--- begin Supplied entries ---
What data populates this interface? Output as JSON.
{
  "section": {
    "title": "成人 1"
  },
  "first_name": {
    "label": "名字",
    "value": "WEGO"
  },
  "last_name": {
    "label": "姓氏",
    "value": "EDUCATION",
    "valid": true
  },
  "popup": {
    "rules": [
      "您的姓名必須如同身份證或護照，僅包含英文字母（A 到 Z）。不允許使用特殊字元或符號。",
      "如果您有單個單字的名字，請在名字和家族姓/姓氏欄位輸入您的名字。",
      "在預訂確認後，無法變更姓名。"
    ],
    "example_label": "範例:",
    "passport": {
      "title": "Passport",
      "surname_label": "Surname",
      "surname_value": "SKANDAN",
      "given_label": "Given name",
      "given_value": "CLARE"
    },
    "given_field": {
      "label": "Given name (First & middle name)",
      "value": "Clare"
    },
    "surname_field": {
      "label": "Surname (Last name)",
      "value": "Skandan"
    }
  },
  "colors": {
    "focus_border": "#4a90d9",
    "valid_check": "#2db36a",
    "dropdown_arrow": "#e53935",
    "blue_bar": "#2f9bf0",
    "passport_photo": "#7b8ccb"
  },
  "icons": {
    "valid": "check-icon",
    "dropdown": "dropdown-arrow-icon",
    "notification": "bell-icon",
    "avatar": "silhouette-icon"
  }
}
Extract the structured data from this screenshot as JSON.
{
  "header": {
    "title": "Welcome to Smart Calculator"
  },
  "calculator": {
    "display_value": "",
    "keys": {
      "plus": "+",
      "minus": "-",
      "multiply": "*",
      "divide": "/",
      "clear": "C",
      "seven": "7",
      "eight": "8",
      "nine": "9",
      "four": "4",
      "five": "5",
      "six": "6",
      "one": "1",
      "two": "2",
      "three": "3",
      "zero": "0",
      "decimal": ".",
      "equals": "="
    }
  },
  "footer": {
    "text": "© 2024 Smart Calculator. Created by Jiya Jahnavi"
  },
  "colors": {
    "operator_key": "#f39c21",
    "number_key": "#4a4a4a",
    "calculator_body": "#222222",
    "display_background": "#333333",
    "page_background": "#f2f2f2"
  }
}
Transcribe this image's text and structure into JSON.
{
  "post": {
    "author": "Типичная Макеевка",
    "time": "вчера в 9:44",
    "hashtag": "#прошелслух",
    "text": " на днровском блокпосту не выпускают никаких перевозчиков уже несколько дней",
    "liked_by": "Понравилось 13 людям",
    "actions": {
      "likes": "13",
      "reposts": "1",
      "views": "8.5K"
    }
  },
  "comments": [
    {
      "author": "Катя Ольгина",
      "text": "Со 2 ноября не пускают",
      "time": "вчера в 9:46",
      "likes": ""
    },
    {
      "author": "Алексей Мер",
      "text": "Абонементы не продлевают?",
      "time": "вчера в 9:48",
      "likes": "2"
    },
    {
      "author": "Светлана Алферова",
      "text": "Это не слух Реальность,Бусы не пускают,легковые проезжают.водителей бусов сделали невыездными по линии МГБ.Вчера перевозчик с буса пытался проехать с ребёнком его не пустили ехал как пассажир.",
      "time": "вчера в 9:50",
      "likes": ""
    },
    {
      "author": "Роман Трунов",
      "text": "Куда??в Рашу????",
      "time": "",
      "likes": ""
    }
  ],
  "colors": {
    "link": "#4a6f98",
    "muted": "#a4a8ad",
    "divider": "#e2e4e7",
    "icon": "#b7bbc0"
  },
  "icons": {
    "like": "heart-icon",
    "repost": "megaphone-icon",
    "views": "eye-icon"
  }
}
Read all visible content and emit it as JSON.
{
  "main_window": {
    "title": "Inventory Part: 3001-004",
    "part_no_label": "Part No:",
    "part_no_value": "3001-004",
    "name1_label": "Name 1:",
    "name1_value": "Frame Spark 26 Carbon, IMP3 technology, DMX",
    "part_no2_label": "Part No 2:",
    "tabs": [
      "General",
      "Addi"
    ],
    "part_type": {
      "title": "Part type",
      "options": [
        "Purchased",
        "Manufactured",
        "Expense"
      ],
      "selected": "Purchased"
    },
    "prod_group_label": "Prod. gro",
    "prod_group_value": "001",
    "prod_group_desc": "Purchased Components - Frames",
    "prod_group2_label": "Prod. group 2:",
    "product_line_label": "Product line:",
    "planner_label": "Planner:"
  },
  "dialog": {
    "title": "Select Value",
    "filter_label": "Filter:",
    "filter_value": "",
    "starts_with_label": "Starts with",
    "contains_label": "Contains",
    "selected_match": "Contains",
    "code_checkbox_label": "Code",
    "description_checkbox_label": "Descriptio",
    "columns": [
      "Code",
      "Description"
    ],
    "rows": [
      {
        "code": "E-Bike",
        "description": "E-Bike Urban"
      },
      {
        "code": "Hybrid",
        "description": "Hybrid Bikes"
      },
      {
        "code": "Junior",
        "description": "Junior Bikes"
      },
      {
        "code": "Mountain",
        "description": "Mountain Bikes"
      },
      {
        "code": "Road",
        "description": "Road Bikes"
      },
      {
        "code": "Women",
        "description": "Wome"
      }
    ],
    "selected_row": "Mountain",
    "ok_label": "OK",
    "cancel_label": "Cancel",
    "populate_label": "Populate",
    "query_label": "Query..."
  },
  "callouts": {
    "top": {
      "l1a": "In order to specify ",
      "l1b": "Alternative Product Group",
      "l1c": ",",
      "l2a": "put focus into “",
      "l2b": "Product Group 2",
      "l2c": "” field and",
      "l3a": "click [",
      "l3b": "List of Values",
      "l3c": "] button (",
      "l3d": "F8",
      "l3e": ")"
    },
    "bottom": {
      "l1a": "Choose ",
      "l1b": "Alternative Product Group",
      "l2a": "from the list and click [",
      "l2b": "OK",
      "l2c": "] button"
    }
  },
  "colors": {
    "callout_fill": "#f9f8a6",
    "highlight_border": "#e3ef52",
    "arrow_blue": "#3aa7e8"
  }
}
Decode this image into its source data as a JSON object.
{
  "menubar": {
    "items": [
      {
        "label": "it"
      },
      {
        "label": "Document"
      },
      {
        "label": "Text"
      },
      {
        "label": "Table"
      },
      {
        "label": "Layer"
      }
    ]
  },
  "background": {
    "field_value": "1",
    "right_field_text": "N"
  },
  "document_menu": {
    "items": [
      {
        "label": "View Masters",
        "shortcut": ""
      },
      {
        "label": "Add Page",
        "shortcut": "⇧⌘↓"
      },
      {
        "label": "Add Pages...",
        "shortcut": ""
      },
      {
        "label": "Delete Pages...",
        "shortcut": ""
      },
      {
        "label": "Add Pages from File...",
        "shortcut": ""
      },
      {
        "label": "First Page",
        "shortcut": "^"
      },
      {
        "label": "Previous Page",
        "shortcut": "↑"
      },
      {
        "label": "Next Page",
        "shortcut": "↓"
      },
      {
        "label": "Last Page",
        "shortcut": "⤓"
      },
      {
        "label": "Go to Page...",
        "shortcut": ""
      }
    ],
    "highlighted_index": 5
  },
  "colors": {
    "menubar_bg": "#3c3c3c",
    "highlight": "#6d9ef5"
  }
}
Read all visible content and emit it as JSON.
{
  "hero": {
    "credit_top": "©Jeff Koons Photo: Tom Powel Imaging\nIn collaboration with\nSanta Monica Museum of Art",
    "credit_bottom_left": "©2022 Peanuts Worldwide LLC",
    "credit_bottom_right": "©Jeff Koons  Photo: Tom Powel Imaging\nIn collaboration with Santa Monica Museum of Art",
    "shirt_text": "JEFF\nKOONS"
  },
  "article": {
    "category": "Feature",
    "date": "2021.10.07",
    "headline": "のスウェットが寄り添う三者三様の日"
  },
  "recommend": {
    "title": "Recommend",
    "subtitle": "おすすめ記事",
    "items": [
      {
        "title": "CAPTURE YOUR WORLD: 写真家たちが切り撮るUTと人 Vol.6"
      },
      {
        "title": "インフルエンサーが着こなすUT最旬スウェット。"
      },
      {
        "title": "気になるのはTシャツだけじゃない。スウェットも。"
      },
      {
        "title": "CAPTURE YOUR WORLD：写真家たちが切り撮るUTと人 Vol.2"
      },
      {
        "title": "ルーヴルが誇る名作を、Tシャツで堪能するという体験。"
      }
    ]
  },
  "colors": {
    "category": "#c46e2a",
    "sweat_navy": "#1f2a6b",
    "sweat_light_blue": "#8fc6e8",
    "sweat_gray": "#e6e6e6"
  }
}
--- end Supplied entries ---
Where a line above holds the string "Bikes", show that line.

        "description": "Hybrid Bikes"
        "description": "Junior Bikes"
        "description": "Mountain Bikes"
        "description": "Road Bikes"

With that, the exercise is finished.